§ **Records from a data source**:

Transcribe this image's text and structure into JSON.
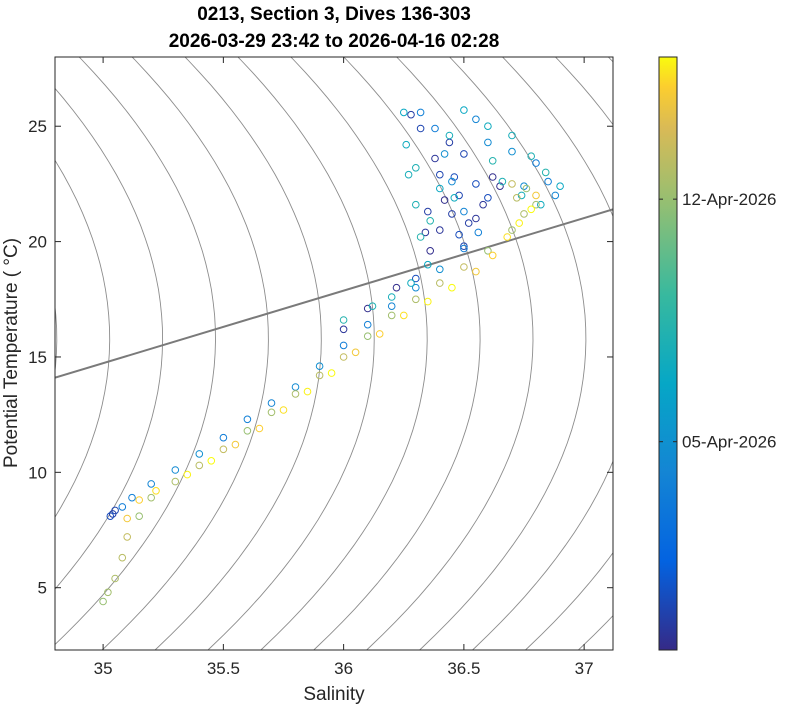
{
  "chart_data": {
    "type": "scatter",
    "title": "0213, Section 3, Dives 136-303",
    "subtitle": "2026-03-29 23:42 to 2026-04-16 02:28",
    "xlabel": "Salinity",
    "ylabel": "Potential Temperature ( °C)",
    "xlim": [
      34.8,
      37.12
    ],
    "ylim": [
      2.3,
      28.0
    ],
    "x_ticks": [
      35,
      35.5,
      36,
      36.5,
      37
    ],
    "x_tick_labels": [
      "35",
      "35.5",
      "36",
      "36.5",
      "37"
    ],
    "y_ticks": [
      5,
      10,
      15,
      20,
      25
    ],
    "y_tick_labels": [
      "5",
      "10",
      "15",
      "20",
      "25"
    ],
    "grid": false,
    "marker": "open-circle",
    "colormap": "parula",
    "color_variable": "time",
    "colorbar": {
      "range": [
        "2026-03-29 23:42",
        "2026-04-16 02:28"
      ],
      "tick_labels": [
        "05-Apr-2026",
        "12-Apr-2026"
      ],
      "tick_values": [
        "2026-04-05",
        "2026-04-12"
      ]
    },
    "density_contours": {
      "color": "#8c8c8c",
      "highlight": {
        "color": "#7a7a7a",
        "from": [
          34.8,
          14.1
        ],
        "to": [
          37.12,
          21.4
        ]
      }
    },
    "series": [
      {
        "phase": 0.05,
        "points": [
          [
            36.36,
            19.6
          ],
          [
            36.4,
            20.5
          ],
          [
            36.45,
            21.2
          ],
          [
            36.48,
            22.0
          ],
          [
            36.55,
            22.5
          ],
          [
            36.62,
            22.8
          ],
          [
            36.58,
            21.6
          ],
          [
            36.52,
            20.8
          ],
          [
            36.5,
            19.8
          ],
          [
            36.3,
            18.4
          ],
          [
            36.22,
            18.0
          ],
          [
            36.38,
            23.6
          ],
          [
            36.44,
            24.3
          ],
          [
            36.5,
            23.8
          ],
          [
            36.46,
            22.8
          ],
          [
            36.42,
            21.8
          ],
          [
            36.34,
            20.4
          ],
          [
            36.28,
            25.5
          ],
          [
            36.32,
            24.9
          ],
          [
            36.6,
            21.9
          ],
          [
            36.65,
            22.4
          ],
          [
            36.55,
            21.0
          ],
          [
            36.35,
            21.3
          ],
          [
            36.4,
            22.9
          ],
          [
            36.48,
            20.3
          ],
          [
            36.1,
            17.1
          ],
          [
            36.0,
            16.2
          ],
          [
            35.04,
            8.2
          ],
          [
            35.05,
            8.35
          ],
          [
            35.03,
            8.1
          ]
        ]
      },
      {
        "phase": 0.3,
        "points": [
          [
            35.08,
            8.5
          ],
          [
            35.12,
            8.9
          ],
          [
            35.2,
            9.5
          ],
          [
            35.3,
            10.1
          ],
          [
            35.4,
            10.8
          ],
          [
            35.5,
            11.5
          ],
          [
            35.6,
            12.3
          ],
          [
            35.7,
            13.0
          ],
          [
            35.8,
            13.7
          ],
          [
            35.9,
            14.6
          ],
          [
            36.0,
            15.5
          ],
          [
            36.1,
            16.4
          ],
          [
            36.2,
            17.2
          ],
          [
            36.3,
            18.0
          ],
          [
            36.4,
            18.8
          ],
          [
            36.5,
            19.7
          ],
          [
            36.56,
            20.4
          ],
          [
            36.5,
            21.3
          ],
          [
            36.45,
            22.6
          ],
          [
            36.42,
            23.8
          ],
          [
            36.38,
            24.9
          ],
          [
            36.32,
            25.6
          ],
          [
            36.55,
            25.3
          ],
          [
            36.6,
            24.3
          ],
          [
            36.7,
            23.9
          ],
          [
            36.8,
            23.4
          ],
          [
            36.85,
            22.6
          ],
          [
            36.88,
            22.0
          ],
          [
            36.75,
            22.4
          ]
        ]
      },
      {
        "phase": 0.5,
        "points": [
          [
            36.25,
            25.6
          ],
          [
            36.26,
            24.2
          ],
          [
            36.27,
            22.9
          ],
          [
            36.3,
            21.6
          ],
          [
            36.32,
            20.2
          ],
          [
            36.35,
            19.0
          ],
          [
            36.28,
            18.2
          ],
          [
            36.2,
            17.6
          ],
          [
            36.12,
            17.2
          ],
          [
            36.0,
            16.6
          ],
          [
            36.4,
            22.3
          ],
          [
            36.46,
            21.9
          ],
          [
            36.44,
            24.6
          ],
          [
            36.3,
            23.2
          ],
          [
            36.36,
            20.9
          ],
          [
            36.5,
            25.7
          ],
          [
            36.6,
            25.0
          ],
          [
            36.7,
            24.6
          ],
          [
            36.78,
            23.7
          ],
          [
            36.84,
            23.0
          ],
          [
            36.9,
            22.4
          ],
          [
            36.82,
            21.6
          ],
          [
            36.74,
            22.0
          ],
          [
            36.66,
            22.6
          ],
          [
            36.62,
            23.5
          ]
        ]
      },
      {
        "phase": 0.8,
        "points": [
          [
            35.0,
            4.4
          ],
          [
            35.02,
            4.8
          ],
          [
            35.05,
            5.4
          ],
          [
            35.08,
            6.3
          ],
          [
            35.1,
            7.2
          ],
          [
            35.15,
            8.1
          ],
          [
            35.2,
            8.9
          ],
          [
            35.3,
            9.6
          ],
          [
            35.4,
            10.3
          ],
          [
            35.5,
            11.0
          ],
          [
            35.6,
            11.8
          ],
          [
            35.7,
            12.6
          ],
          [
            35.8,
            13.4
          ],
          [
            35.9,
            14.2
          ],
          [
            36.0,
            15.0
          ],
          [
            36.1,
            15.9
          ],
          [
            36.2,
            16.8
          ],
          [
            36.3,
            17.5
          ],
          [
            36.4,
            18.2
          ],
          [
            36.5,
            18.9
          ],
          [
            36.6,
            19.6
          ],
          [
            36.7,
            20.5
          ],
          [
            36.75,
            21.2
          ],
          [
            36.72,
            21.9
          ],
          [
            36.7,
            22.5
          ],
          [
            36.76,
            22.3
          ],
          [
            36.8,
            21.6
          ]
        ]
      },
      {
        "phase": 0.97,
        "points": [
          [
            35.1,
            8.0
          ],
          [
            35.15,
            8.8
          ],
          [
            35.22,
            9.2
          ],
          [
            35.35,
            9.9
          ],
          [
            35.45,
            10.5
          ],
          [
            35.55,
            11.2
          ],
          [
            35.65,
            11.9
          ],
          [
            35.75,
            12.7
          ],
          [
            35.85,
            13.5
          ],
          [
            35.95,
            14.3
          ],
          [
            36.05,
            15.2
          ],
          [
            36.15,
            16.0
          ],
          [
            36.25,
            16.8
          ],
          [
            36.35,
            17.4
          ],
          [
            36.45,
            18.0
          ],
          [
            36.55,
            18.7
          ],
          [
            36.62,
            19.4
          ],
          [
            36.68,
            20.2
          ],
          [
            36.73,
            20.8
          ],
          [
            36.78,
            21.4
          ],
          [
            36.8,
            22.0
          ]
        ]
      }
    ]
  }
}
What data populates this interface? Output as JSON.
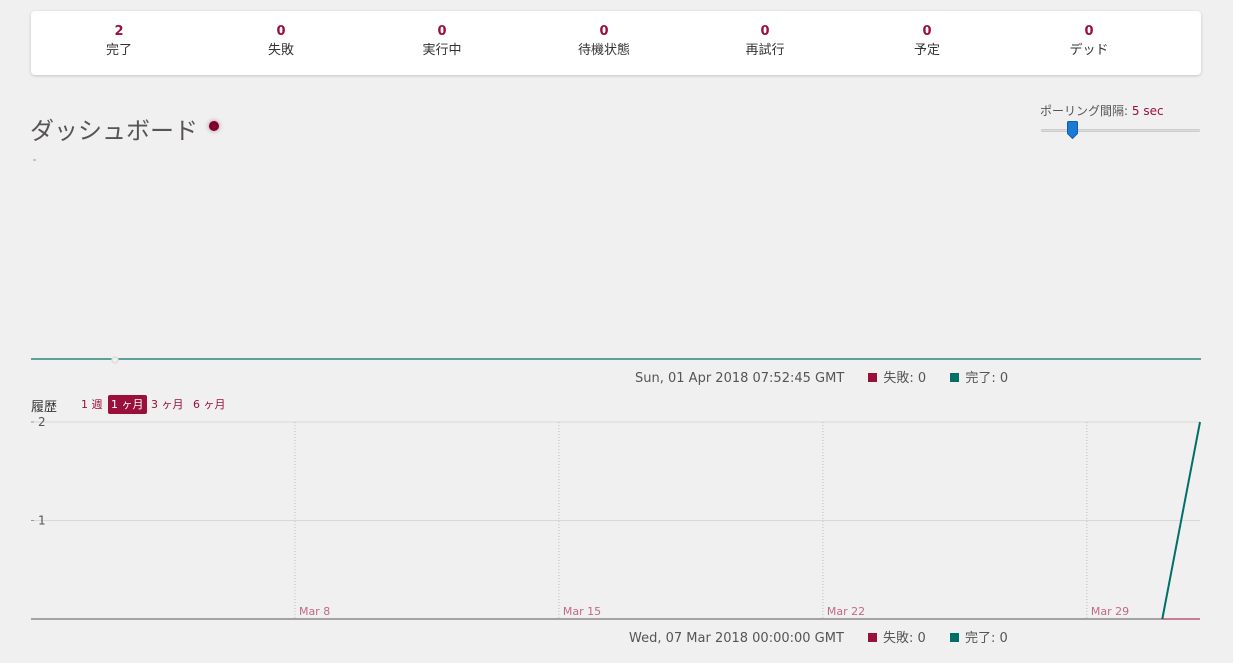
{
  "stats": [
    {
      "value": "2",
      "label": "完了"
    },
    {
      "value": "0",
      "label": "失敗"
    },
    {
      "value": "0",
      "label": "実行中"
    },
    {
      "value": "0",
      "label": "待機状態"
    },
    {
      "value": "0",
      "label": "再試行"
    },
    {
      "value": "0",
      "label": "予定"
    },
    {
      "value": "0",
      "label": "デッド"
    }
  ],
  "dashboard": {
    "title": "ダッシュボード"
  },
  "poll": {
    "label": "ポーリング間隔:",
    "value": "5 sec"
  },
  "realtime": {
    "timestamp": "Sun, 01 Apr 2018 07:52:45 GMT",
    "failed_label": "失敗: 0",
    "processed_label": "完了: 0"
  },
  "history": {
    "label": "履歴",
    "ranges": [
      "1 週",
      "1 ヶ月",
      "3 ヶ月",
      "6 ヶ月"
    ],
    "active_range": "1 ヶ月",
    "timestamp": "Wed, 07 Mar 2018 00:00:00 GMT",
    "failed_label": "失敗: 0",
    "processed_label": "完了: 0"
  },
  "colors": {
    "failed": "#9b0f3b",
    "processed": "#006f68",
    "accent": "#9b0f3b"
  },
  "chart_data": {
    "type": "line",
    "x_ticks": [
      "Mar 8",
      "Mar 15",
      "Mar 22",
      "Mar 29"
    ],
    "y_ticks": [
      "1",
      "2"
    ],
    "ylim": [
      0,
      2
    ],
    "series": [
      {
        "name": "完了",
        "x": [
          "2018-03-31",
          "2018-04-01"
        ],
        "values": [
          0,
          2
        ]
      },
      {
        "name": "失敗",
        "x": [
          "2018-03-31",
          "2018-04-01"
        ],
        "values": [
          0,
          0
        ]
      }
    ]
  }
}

---

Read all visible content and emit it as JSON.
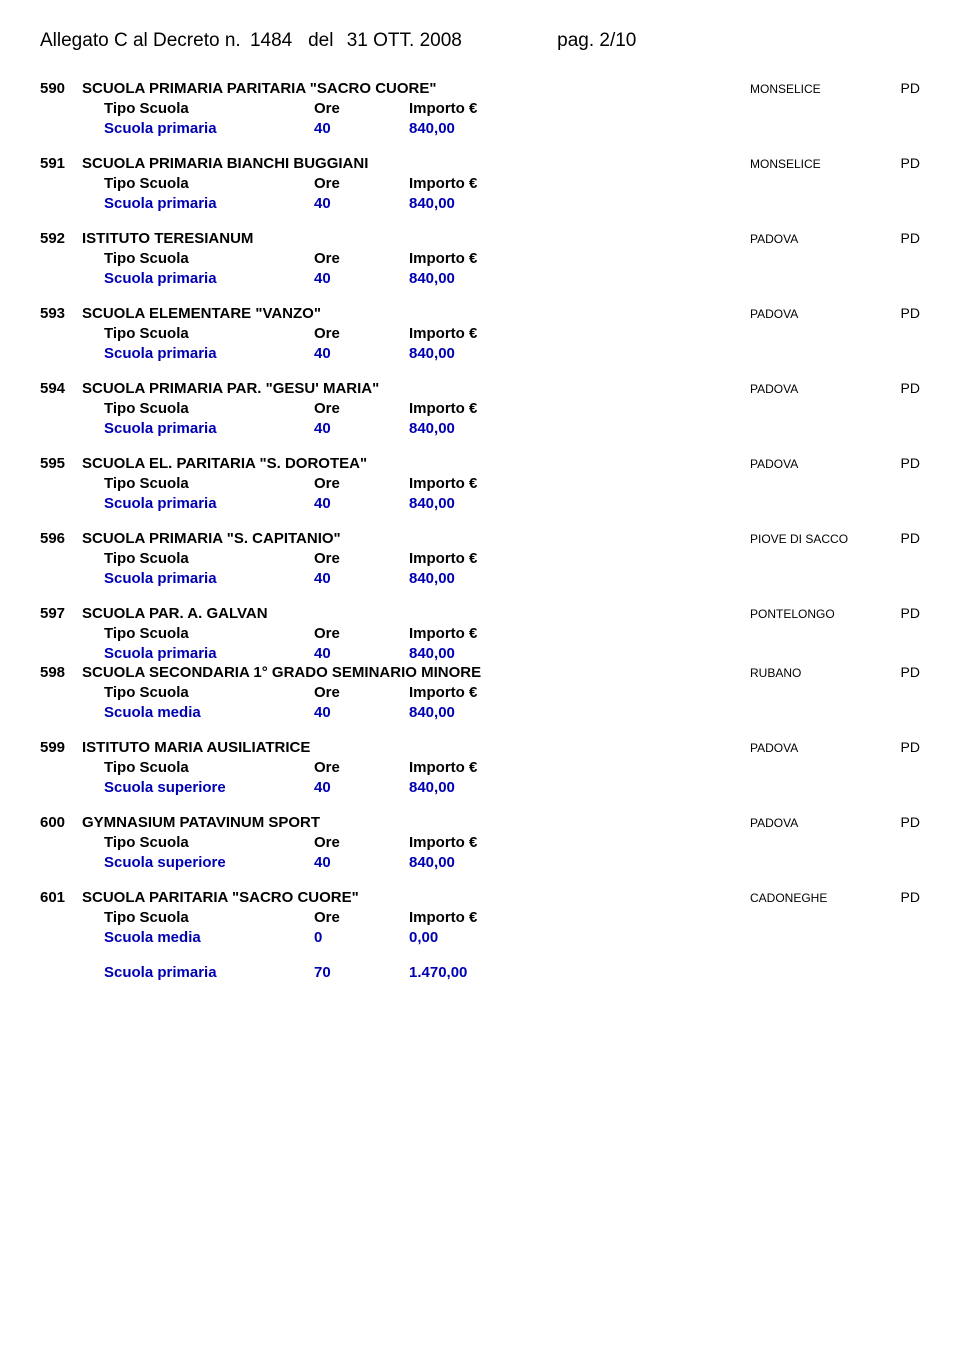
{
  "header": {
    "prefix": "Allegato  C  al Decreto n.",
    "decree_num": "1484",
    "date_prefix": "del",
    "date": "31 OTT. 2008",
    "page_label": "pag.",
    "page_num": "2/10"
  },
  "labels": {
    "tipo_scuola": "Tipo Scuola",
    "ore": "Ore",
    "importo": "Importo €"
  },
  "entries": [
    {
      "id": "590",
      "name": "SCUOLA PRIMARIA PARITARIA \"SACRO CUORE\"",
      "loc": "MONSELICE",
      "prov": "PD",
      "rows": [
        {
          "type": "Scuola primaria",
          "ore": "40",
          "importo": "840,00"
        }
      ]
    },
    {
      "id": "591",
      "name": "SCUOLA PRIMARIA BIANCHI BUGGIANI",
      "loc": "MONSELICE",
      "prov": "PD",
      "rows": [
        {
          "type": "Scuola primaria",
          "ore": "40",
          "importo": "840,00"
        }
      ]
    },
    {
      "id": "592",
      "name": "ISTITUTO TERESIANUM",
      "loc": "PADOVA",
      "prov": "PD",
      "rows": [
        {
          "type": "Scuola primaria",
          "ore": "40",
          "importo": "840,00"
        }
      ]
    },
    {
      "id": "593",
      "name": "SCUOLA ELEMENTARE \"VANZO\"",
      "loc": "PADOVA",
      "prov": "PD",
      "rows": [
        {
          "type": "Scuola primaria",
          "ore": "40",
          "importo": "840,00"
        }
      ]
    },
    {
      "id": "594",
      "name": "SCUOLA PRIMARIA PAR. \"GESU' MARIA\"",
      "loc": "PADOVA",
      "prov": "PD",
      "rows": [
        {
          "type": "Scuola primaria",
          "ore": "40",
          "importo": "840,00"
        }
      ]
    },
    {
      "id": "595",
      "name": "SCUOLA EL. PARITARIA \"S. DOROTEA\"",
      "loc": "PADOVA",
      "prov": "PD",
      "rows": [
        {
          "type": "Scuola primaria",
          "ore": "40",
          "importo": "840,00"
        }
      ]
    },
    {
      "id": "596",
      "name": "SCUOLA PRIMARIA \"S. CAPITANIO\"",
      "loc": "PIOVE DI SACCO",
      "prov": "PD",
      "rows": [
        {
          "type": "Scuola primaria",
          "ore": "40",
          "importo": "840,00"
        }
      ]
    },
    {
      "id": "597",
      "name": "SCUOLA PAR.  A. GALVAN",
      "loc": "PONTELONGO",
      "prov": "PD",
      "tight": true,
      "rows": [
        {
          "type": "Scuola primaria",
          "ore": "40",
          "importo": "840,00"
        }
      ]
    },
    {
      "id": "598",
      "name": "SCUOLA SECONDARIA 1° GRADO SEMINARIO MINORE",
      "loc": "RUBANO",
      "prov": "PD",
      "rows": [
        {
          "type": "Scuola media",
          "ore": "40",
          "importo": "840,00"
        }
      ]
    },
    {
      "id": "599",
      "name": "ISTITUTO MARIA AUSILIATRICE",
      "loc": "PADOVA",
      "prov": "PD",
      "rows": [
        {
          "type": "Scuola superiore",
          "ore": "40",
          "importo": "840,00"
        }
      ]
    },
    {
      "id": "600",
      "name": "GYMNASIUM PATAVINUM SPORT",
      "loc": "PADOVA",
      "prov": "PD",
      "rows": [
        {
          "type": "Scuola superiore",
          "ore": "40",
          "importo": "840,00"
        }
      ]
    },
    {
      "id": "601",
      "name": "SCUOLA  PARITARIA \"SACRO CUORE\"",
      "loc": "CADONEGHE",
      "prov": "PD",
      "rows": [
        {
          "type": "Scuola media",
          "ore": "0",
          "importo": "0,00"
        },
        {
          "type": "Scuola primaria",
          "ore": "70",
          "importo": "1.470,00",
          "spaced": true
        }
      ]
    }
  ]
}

* * *

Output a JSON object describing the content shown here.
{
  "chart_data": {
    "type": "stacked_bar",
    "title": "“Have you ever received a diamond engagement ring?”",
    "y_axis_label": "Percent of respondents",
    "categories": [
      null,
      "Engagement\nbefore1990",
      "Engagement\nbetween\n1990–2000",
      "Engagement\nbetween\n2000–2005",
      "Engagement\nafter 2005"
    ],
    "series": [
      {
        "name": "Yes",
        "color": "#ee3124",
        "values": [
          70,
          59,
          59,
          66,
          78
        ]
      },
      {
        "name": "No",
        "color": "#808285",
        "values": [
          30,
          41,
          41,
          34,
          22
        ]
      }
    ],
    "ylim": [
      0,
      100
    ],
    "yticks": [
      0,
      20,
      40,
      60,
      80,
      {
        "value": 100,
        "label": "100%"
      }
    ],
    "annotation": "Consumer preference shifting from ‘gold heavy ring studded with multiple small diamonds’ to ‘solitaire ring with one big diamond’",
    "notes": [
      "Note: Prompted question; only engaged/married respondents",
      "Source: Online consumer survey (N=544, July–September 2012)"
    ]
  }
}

§ **Exercise**:
Note how many lines of the material contain the string "SACRO". Then report that number by itself.

§ **Result of the exercise**:
2